What to do
Copy out all the data, word for word.

Input for this task
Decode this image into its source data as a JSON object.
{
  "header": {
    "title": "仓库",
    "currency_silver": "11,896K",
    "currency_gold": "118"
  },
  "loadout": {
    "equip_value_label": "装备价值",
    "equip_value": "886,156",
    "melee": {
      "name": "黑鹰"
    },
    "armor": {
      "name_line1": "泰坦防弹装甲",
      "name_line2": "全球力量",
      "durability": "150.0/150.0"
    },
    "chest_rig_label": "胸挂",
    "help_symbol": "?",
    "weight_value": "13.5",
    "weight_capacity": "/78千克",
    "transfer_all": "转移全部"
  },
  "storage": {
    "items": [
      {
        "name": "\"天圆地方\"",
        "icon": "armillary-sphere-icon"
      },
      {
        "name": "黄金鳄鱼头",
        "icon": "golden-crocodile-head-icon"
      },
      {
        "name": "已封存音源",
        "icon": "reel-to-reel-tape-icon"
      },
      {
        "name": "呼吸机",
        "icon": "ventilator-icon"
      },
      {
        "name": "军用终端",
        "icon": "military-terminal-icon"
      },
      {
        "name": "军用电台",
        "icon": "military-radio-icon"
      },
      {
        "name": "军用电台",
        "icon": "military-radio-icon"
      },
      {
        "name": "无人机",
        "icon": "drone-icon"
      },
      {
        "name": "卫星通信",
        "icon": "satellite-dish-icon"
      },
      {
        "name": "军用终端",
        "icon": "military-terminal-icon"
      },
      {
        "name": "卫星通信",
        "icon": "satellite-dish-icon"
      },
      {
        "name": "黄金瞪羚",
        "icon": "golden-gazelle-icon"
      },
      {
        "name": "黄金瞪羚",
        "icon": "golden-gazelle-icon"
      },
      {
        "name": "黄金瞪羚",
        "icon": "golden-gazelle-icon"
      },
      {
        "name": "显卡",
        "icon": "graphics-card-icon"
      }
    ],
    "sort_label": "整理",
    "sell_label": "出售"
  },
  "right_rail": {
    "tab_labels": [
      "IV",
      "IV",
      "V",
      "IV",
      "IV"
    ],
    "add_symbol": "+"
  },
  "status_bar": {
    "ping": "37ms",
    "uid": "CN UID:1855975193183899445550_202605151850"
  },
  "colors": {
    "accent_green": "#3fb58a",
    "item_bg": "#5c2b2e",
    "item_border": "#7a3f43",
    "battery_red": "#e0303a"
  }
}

Answer to this problem
Decode this image into its source data as a JSON object.
{
  "header": {
    "title": "仓库",
    "currency_silver": "11,896K",
    "currency_gold": "118"
  },
  "loadout": {
    "equip_value_label": "装备价值",
    "equip_value": "886,156",
    "melee": {
      "name": "黑鹰"
    },
    "armor": {
      "name_line1": "泰坦防弹装甲",
      "name_line2": "全球力量",
      "durability": "150.0/150.0"
    },
    "chest_rig_label": "胸挂",
    "help_symbol": "?",
    "weight_value": "13.5",
    "weight_capacity": "/78千克",
    "transfer_all": "转移全部"
  },
  "storage": {
    "items": [
      {
        "name": "\"天圆地方\"",
        "icon": "armillary-sphere-icon"
      },
      {
        "name": "黄金鳄鱼头",
        "icon": "golden-crocodile-head-icon"
      },
      {
        "name": "已封存音源",
        "icon": "reel-to-reel-tape-icon"
      },
      {
        "name": "呼吸机",
        "icon": "ventilator-icon"
      },
      {
        "name": "军用终端",
        "icon": "military-terminal-icon"
      },
      {
        "name": "军用电台",
        "icon": "military-radio-icon"
      },
      {
        "name": "军用电台",
        "icon": "military-radio-icon"
      },
      {
        "name": "无人机",
        "icon": "drone-icon"
      },
      {
        "name": "卫星通信",
        "icon": "satellite-dish-icon"
      },
      {
        "name": "军用终端",
        "icon": "military-terminal-icon"
      },
      {
        "name": "卫星通信",
        "icon": "satellite-dish-icon"
      },
      {
        "name": "黄金瞪羚",
        "icon": "golden-gazelle-icon"
      },
      {
        "name": "黄金瞪羚",
        "icon": "golden-gazelle-icon"
      },
      {
        "name": "黄金瞪羚",
        "icon": "golden-gazelle-icon"
      },
      {
        "name": "显卡",
        "icon": "graphics-card-icon"
      }
    ],
    "sort_label": "整理",
    "sell_label": "出售"
  },
  "right_rail": {
    "tab_labels": [
      "IV",
      "IV",
      "V",
      "IV",
      "IV"
    ],
    "add_symbol": "+"
  },
  "status_bar": {
    "ping": "37ms",
    "uid": "CN UID:1855975193183899445550_202605151850"
  },
  "colors": {
    "accent_green": "#3fb58a",
    "item_bg": "#5c2b2e",
    "item_border": "#7a3f43",
    "battery_red": "#e0303a"
  }
}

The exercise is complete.